Reproduce each record below exactly as written.

Stored items from a collection

┄┄┄┄┄┄┄┄┄┄┄┄┄┄┄┄┄┄┄┄

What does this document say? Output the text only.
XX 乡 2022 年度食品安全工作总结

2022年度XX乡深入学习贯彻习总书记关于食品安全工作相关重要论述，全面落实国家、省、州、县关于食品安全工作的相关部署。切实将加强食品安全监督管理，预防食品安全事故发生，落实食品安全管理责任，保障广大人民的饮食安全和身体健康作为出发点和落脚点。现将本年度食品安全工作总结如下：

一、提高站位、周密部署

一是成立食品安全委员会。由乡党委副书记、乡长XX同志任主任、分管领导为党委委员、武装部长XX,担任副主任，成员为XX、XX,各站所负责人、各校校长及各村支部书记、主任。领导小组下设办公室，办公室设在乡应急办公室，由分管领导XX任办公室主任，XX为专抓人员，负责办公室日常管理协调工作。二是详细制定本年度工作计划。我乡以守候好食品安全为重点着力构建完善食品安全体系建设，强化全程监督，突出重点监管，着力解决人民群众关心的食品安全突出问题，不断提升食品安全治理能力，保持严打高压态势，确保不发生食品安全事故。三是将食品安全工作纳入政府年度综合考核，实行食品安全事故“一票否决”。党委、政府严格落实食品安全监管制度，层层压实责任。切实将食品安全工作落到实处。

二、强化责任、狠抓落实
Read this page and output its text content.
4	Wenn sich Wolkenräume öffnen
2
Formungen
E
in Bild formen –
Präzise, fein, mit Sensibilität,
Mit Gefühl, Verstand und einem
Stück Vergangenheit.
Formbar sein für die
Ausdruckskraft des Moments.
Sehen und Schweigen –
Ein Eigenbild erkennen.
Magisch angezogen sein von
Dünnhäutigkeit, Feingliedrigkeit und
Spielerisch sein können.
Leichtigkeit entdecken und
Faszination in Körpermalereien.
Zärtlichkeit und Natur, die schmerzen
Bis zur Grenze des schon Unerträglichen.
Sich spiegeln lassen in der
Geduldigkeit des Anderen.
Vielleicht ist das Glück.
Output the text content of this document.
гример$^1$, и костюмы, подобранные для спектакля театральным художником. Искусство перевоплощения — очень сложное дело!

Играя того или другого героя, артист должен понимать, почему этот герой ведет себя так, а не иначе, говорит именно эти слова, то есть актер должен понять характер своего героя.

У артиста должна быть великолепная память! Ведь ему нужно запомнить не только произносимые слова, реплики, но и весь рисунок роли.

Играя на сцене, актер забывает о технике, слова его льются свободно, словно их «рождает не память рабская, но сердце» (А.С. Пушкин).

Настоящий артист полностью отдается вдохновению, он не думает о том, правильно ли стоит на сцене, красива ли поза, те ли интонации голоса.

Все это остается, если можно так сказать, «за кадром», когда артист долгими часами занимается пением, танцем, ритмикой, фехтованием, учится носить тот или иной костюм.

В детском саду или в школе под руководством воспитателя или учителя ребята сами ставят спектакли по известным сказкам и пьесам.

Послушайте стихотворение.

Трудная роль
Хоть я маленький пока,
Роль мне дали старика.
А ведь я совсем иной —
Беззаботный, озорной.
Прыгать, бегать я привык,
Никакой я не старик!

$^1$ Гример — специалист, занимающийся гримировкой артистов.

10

┄┄┄┄┄┄┄┄┄┄┄┄┄┄┄┄┄┄┄┄

RESPONSE TO THE EXERCISE:
What does this document say? Output the text only.
XX 乡 2022 年度食品安全工作总结

2022年度XX乡深入学习贯彻习总书记关于食品安全工作相关重要论述，全面落实国家、省、州、县关于食品安全工作的相关部署。切实将加强食品安全监督管理，预防食品安全事故发生，落实食品安全管理责任，保障广大人民的饮食安全和身体健康作为出发点和落脚点。现将本年度食品安全工作总结如下：

一、提高站位、周密部署

一是成立食品安全委员会。由乡党委副书记、乡长XX同志任主任、分管领导为党委委员、武装部长XX,担任副主任，成员为XX、XX,各站所负责人、各校校长及各村支部书记、主任。领导小组下设办公室，办公室设在乡应急办公室，由分管领导XX任办公室主任，XX为专抓人员，负责办公室日常管理协调工作。二是详细制定本年度工作计划。我乡以守候好食品安全为重点着力构建完善食品安全体系建设，强化全程监督，突出重点监管，着力解决人民群众关心的食品安全突出问题，不断提升食品安全治理能力，保持严打高压态势，确保不发生食品安全事故。三是将食品安全工作纳入政府年度综合考核，实行食品安全事故“一票否决”。党委、政府严格落实食品安全监管制度，层层压实责任。切实将食品安全工作落到实处。

二、强化责任、狠抓落实
Read this page and output its text content.
4	Wenn sich Wolkenräume öffnen
2
Formungen
E
in Bild formen –
Präzise, fein, mit Sensibilität,
Mit Gefühl, Verstand und einem
Stück Vergangenheit.
Formbar sein für die
Ausdruckskraft des Moments.
Sehen und Schweigen –
Ein Eigenbild erkennen.
Magisch angezogen sein von
Dünnhäutigkeit, Feingliedrigkeit und
Spielerisch sein können.
Leichtigkeit entdecken und
Faszination in Körpermalereien.
Zärtlichkeit und Natur, die schmerzen
Bis zur Grenze des schon Unerträglichen.
Sich spiegeln lassen in der
Geduldigkeit des Anderen.
Vielleicht ist das Glück.
Output the text content of this document.
гример$^1$, и костюмы, подобранные для спектакля театральным художником. Искусство перевоплощения — очень сложное дело!

Играя того или другого героя, артист должен понимать, почему этот герой ведет себя так, а не иначе, говорит именно эти слова, то есть актер должен понять характер своего героя.

У артиста должна быть великолепная память! Ведь ему нужно запомнить не только произносимые слова, реплики, но и весь рисунок роли.

Играя на сцене, актер забывает о технике, слова его льются свободно, словно их «рождает не память рабская, но сердце» (А.С. Пушкин).

Настоящий артист полностью отдается вдохновению, он не думает о том, правильно ли стоит на сцене, красива ли поза, те ли интонации голоса.

Все это остается, если можно так сказать, «за кадром», когда артист долгими часами занимается пением, танцем, ритмикой, фехтованием, учится носить тот или иной костюм.

В детском саду или в школе под руководством воспитателя или учителя ребята сами ставят спектакли по известным сказкам и пьесам.

Послушайте стихотворение.

Трудная роль
Хоть я маленький пока,
Роль мне дали старика.
А ведь я совсем иной —
Беззаботный, озорной.
Прыгать, бегать я привык,
Никакой я не старик!

$^1$ Гример — специалист, занимающийся гримировкой артистов.

10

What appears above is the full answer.